→ **The records**:
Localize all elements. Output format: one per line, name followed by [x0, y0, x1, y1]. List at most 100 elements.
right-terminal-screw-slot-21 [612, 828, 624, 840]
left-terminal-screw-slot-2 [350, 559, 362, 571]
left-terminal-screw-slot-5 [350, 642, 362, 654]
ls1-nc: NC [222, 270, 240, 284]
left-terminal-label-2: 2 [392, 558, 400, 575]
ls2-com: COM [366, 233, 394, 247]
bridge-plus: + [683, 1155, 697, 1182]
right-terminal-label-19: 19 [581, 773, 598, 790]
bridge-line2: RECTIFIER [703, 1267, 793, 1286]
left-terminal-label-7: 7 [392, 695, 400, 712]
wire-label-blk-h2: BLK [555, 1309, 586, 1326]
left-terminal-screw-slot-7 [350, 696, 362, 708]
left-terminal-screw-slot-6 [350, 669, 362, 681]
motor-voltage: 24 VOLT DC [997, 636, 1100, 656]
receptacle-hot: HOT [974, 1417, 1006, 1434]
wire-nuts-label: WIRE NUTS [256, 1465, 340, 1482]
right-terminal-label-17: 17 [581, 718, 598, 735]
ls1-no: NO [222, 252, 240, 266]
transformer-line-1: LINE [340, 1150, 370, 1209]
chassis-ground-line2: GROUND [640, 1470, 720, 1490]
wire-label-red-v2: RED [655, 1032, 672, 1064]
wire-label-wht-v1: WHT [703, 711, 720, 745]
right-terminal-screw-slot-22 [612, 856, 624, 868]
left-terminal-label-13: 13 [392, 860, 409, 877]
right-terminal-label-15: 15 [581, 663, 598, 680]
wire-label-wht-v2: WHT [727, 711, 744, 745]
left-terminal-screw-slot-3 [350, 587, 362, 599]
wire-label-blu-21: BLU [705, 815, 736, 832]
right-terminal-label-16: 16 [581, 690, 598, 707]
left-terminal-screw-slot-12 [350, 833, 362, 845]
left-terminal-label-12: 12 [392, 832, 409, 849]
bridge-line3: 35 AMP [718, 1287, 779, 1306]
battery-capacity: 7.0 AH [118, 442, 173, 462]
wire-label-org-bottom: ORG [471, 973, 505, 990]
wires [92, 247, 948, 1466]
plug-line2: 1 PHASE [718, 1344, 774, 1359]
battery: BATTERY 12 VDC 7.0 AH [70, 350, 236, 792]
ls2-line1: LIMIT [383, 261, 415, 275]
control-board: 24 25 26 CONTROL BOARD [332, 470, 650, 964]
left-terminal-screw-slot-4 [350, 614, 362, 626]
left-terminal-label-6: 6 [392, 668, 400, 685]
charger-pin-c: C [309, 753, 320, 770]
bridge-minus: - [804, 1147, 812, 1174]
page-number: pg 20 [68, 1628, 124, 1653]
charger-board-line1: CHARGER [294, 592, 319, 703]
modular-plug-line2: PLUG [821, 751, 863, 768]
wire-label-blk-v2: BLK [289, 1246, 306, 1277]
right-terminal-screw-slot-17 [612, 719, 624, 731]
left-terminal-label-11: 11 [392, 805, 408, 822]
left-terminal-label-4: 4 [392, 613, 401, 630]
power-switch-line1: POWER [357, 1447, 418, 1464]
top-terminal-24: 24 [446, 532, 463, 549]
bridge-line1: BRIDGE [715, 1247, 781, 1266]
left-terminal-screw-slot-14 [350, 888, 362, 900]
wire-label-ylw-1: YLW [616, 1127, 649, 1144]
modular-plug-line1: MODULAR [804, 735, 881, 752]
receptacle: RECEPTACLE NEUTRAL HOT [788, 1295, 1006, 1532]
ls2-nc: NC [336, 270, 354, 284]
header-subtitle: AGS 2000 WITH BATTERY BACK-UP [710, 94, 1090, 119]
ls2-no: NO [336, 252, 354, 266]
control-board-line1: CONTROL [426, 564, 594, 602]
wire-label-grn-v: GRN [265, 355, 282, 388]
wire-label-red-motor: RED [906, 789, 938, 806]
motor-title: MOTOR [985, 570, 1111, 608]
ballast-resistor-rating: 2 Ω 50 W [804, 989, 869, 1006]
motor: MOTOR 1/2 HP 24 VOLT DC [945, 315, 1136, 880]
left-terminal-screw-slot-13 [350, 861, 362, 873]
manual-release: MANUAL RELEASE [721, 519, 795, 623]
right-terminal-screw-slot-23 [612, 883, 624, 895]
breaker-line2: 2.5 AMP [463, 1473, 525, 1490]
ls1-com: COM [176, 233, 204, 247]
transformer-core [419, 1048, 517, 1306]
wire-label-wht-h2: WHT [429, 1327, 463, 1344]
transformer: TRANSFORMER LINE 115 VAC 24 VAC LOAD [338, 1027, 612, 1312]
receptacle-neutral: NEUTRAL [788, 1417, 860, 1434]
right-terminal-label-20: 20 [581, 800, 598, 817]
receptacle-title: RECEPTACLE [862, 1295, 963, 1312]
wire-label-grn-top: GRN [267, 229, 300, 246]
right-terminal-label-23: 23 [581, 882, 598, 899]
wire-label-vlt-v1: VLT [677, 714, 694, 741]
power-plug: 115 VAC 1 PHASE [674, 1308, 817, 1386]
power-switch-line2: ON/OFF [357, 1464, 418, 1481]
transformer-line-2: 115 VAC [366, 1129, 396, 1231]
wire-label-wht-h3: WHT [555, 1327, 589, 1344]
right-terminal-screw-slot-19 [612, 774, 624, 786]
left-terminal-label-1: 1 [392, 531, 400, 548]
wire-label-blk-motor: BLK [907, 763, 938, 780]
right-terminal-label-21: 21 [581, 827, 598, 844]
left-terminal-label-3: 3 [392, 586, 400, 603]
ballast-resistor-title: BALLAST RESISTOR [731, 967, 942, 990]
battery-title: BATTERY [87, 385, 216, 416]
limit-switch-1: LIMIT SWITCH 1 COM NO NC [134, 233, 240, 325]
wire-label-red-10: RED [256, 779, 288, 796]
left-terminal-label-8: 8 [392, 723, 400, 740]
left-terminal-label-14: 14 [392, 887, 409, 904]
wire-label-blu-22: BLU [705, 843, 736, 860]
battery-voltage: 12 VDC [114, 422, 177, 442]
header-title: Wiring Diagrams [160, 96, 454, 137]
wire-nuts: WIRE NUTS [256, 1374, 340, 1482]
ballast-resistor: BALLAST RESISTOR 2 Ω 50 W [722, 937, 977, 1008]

→ **Directions**: Rewrite the records above with "BALLAST RESISTOR" changed to "LOAD RESISTOR" at every occurrence, keeping everything else unchanged.

→ **Solution for this exercise**:
Localize all elements. Output format: one per line, name followed by [x0, y0, x1, y1]. List at most 100 elements.
right-terminal-screw-slot-21 [612, 828, 624, 840]
left-terminal-screw-slot-2 [350, 559, 362, 571]
left-terminal-screw-slot-5 [350, 642, 362, 654]
ls1-nc: NC [222, 270, 240, 284]
left-terminal-label-2: 2 [392, 558, 400, 575]
ls2-com: COM [366, 233, 394, 247]
bridge-plus: + [683, 1155, 697, 1182]
right-terminal-label-19: 19 [581, 773, 598, 790]
bridge-line2: RECTIFIER [703, 1267, 793, 1286]
left-terminal-label-7: 7 [392, 695, 400, 712]
wire-label-blk-h2: BLK [555, 1309, 586, 1326]
left-terminal-screw-slot-7 [350, 696, 362, 708]
left-terminal-screw-slot-6 [350, 669, 362, 681]
motor-voltage: 24 VOLT DC [997, 636, 1100, 656]
receptacle-hot: HOT [974, 1417, 1006, 1434]
wire-nuts-label: WIRE NUTS [256, 1465, 340, 1482]
right-terminal-label-17: 17 [581, 718, 598, 735]
ls1-no: NO [222, 252, 240, 266]
transformer-line-1: LINE [340, 1150, 370, 1209]
chassis-ground-line2: GROUND [640, 1470, 720, 1490]
wire-label-red-v2: RED [655, 1032, 672, 1064]
wire-label-wht-v1: WHT [703, 711, 720, 745]
right-terminal-screw-slot-22 [612, 856, 624, 868]
left-terminal-label-13: 13 [392, 860, 409, 877]
right-terminal-label-15: 15 [581, 663, 598, 680]
wire-label-wht-v2: WHT [727, 711, 744, 745]
left-terminal-screw-slot-3 [350, 587, 362, 599]
wire-label-blu-21: BLU [705, 815, 736, 832]
right-terminal-label-16: 16 [581, 690, 598, 707]
left-terminal-screw-slot-12 [350, 833, 362, 845]
left-terminal-label-12: 12 [392, 832, 409, 849]
bridge-line3: 35 AMP [718, 1287, 779, 1306]
battery-capacity: 7.0 AH [118, 442, 173, 462]
wire-label-org-bottom: ORG [471, 973, 505, 990]
wires [92, 247, 948, 1466]
plug-line2: 1 PHASE [718, 1344, 774, 1359]
battery: BATTERY 12 VDC 7.0 AH [70, 350, 236, 792]
ls2-line1: LIMIT [383, 261, 415, 275]
control-board: 24 25 26 CONTROL BOARD [332, 470, 650, 964]
left-terminal-screw-slot-4 [350, 614, 362, 626]
left-terminal-label-6: 6 [392, 668, 400, 685]
charger-pin-c: C [309, 753, 320, 770]
bridge-minus: - [804, 1147, 812, 1174]
page-number: pg 20 [68, 1628, 124, 1653]
charger-board-line1: CHARGER [294, 592, 319, 703]
modular-plug-line2: PLUG [821, 751, 863, 768]
wire-label-blk-v2: BLK [289, 1246, 306, 1277]
right-terminal-screw-slot-17 [612, 719, 624, 731]
left-terminal-label-11: 11 [392, 805, 408, 822]
left-terminal-label-4: 4 [392, 613, 401, 630]
power-switch-line1: POWER [357, 1447, 418, 1464]
top-terminal-24: 24 [446, 532, 463, 549]
bridge-line1: BRIDGE [715, 1247, 781, 1266]
left-terminal-screw-slot-14 [350, 888, 362, 900]
wire-label-ylw-1: YLW [616, 1127, 649, 1144]
modular-plug-line1: MODULAR [804, 735, 881, 752]
receptacle: RECEPTACLE NEUTRAL HOT [788, 1295, 1006, 1532]
ls2-nc: NC [336, 270, 354, 284]
header-subtitle: AGS 2000 WITH BATTERY BACK-UP [710, 94, 1090, 119]
ls2-no: NO [336, 252, 354, 266]
control-board-line1: CONTROL [426, 564, 594, 602]
wire-label-grn-v: GRN [265, 355, 282, 388]
wire-label-red-motor: RED [906, 789, 938, 806]
motor-title: MOTOR [985, 570, 1111, 608]
ballast-resistor-rating: 2 Ω 50 W [804, 989, 869, 1006]
motor: MOTOR 1/2 HP 24 VOLT DC [945, 315, 1136, 880]
left-terminal-screw-slot-13 [350, 861, 362, 873]
manual-release: MANUAL RELEASE [721, 519, 795, 623]
right-terminal-screw-slot-23 [612, 883, 624, 895]
breaker-line2: 2.5 AMP [463, 1473, 525, 1490]
ls1-com: COM [176, 233, 204, 247]
transformer-core [419, 1048, 517, 1306]
wire-label-wht-h2: WHT [429, 1327, 463, 1344]
transformer: TRANSFORMER LINE 115 VAC 24 VAC LOAD [338, 1027, 612, 1312]
receptacle-neutral: NEUTRAL [788, 1417, 860, 1434]
right-terminal-label-20: 20 [581, 800, 598, 817]
receptacle-title: RECEPTACLE [862, 1295, 963, 1312]
wire-label-grn-top: GRN [267, 229, 300, 246]
right-terminal-label-23: 23 [581, 882, 598, 899]
wire-label-vlt-v1: VLT [677, 714, 694, 741]
power-plug: 115 VAC 1 PHASE [674, 1308, 817, 1386]
power-switch-line2: ON/OFF [357, 1464, 418, 1481]
transformer-line-2: 115 VAC [366, 1129, 396, 1231]
wire-label-wht-h3: WHT [555, 1327, 589, 1344]
right-terminal-screw-slot-19 [612, 774, 624, 786]
left-terminal-label-1: 1 [392, 531, 400, 548]
wire-label-blk-motor: BLK [907, 763, 938, 780]
right-terminal-label-21: 21 [581, 827, 598, 844]
left-terminal-label-3: 3 [392, 586, 400, 603]
ballast-resistor-title: LOAD RESISTOR [731, 967, 942, 990]
battery-title: BATTERY [87, 385, 216, 416]
limit-switch-1: LIMIT SWITCH 1 COM NO NC [134, 233, 240, 325]
wire-label-red-10: RED [256, 779, 288, 796]
left-terminal-label-8: 8 [392, 723, 400, 740]
left-terminal-label-14: 14 [392, 887, 409, 904]
wire-label-blu-22: BLU [705, 843, 736, 860]
battery-voltage: 12 VDC [114, 422, 177, 442]
header-title: Wiring Diagrams [160, 96, 454, 137]
wire-nuts: WIRE NUTS [256, 1374, 340, 1482]
ballast-resistor: LOAD RESISTOR 2 Ω 50 W [722, 937, 977, 1008]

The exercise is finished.